━━━━━ The data
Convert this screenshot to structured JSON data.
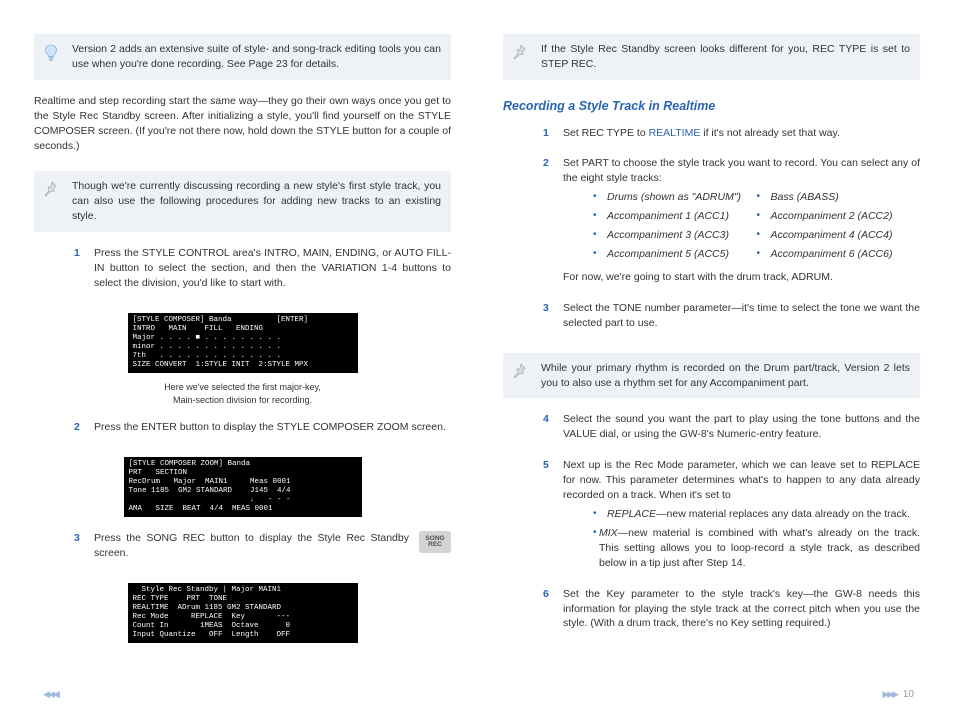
{
  "left": {
    "tip1": "Version 2 adds an extensive suite of style- and song-track editing tools you can use when you're done recording. See Page 23 for details.",
    "intro": "Realtime and step recording start the same way—they go their own ways once you get to the Style Rec Standby screen. After initializing a style, you'll find yourself on the STYLE COMPOSER screen. (If you're not there now, hold down the STYLE button for a couple of seconds.)",
    "tip2": "Though we're currently discussing recording a new style's first style track, you can also use the following procedures for adding new tracks to an existing style.",
    "step1": "Press the STYLE CONTROL area's INTRO, MAIN, ENDING, or AUTO FILL-IN button to select the section, and then the VARIATION 1-4 buttons to select the division, you'd like to start with.",
    "lcd1": "[STYLE COMPOSER] Banda          [ENTER]\nINTRO   MAIN    FILL   ENDING\nMajor . . . . ■ . . . . . . . . .\nminor . . . . . . . . . . . . . .\n7th   . . . . . . . . . . . . . .\nSIZE CONVERT  1:STYLE INIT  2:STYLE MPX",
    "caption1a": "Here we've selected the first major-key,",
    "caption1b": "Main-section division for recording.",
    "step2": "Press the ENTER button to display the STYLE COMPOSER ZOOM screen.",
    "lcd2": "[STYLE COMPOSER ZOOM] Banda\nPRT   SECTION\nRecDrum   Major  MAIN1     Meas 0001\nTone 1185  GM2 STANDARD    J145  4/4\n                           ♩   - - -\nAMA   SIZE  BEAT  4/4  MEAS 0001",
    "step3": "Press the SONG REC button to display the Style Rec Standby screen.",
    "songrec": "SONG\nREC",
    "lcd3": "  Style Rec Standby | Major MAIN1\nREC TYPE    PRT  TONE\nREALTIME  ADrum 1185 GM2 STANDARD\nRec Mode     REPLACE  Key       ---\nCount In       1MEAS  Octave      0\nInput Quantize   OFF  Length    OFF"
  },
  "right": {
    "tip1": "If the Style Rec Standby screen looks different for you, REC TYPE is set to STEP REC.",
    "heading": "Recording a Style Track in Realtime",
    "step1a": "Set REC TYPE to ",
    "step1link": "REALTIME",
    "step1b": " if it's not already set that way.",
    "step2": "Set PART to choose the style track you want to record. You can select any of the eight style tracks:",
    "bcolA": [
      "Drums (shown as \"ADRUM\")",
      "Accompaniment 1 (ACC1)",
      "Accompaniment 3 (ACC3)",
      "Accompaniment 5 (ACC5)"
    ],
    "bcolB": [
      "Bass (ABASS)",
      "Accompaniment 2 (ACC2)",
      "Accompaniment 4 (ACC4)",
      "Accompaniment 6 (ACC6)"
    ],
    "step2after": "For now, we're going to start with the drum track, ADRUM.",
    "step3": "Select the TONE number parameter—it's time to select the tone we want the selected part to use.",
    "tip2": "While your primary rhythm is recorded on the Drum part/track, Version 2 lets you to also use a rhythm set for any Accompaniment part.",
    "step4": "Select the sound you want the part to play using the tone buttons and the VALUE dial, or using the GW-8's Numeric-entry feature.",
    "step5": "Next up is the Rec Mode parameter, which we can leave set to REPLACE for now. This parameter determines what's to happen to any data already recorded on a track. When it's set to",
    "sub5": [
      {
        "term": "REPLACE",
        "rest": "—new material replaces any data already on the track."
      },
      {
        "term": "MIX",
        "rest": "—new material is combined with what's already on the track. This setting allows you to loop-record a style track, as described below in a tip just after Step 14."
      }
    ],
    "step6": "Set the Key parameter to the style track's key—the GW-8 needs this information for playing the style track at the correct pitch when you use the style. (With a drum track, there's no Key setting required.)"
  },
  "page": "10"
}
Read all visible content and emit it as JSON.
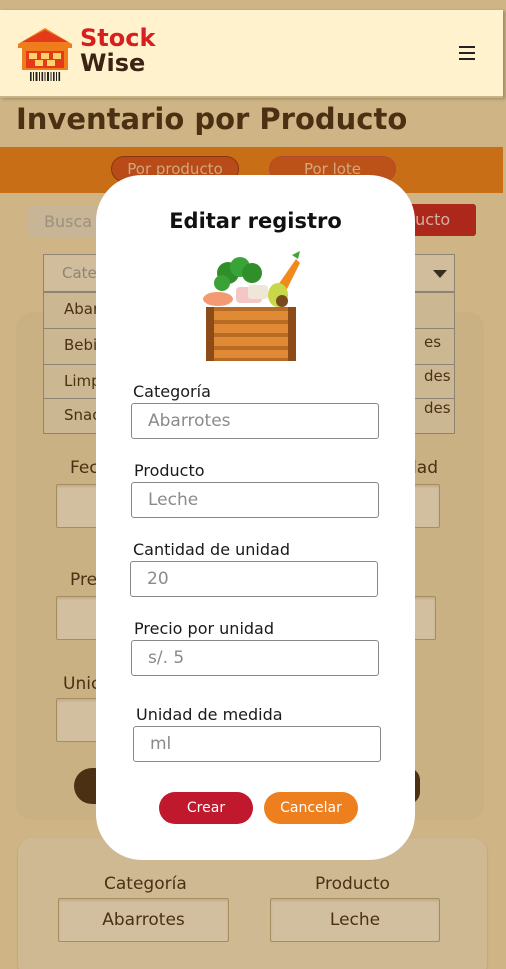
━━━━━━━━━━
*Work to complete:* Pictures are excluded; repeat every record exactly.

*Written solution:*
Convert this screenshot to structured JSON data.
{
  "left": {
    "tip1": "Version 2 adds an extensive suite of style- and song-track editing tools you can use when you're done recording. See Page 23 for details.",
    "intro": "Realtime and step recording start the same way—they go their own ways once you get to the Style Rec Standby screen. After initializing a style, you'll find yourself on the STYLE COMPOSER screen. (If you're not there now, hold down the STYLE button for a couple of seconds.)",
    "tip2": "Though we're currently discussing recording a new style's first style track, you can also use the following procedures for adding new tracks to an existing style.",
    "step1": "Press the STYLE CONTROL area's INTRO, MAIN, ENDING, or AUTO FILL-IN button to select the section, and then the VARIATION 1-4 buttons to select the division, you'd like to start with.",
    "lcd1": "[STYLE COMPOSER] Banda          [ENTER]\nINTRO   MAIN    FILL   ENDING\nMajor . . . . ■ . . . . . . . . .\nminor . . . . . . . . . . . . . .\n7th   . . . . . . . . . . . . . .\nSIZE CONVERT  1:STYLE INIT  2:STYLE MPX",
    "caption1a": "Here we've selected the first major-key,",
    "caption1b": "Main-section division for recording.",
    "step2": "Press the ENTER button to display the STYLE COMPOSER ZOOM screen.",
    "lcd2": "[STYLE COMPOSER ZOOM] Banda\nPRT   SECTION\nRecDrum   Major  MAIN1     Meas 0001\nTone 1185  GM2 STANDARD    J145  4/4\n                           ♩   - - -\nAMA   SIZE  BEAT  4/4  MEAS 0001",
    "step3": "Press the SONG REC button to display the Style Rec Standby screen.",
    "songrec": "SONG\nREC",
    "lcd3": "  Style Rec Standby | Major MAIN1\nREC TYPE    PRT  TONE\nREALTIME  ADrum 1185 GM2 STANDARD\nRec Mode     REPLACE  Key       ---\nCount In       1MEAS  Octave      0\nInput Quantize   OFF  Length    OFF"
  },
  "right": {
    "tip1": "If the Style Rec Standby screen looks different for you, REC TYPE is set to STEP REC.",
    "heading": "Recording a Style Track in Realtime",
    "step1a": "Set REC TYPE to ",
    "step1link": "REALTIME",
    "step1b": " if it's not already set that way.",
    "step2": "Set PART to choose the style track you want to record. You can select any of the eight style tracks:",
    "bcolA": [
      "Drums (shown as \"ADRUM\")",
      "Accompaniment 1 (ACC1)",
      "Accompaniment 3 (ACC3)",
      "Accompaniment 5 (ACC5)"
    ],
    "bcolB": [
      "Bass (ABASS)",
      "Accompaniment 2 (ACC2)",
      "Accompaniment 4 (ACC4)",
      "Accompaniment 6 (ACC6)"
    ],
    "step2after": "For now, we're going to start with the drum track, ADRUM.",
    "step3": "Select the TONE number parameter—it's time to select the tone we want the selected part to use.",
    "tip2": "While your primary rhythm is recorded on the Drum part/track, Version 2 lets you to also use a rhythm set for any Accompaniment part.",
    "step4": "Select the sound you want the part to play using the tone buttons and the VALUE dial, or using the GW-8's Numeric-entry feature.",
    "step5": "Next up is the Rec Mode parameter, which we can leave set to REPLACE for now. This parameter determines what's to happen to any data already recorded on a track. When it's set to",
    "sub5": [
      {
        "term": "REPLACE",
        "rest": "—new material replaces any data already on the track."
      },
      {
        "term": "MIX",
        "rest": "—new material is combined with what's already on the track. This setting allows you to loop-record a style track, as described below in a tip just after Step 14."
      }
    ],
    "step6": "Set the Key parameter to the style track's key—the GW-8 needs this information for playing the style track at the correct pitch when you use the style. (With a drum track, there's no Key setting required.)"
  },
  "page": "10"
}
Read all visible content and emit it as JSON.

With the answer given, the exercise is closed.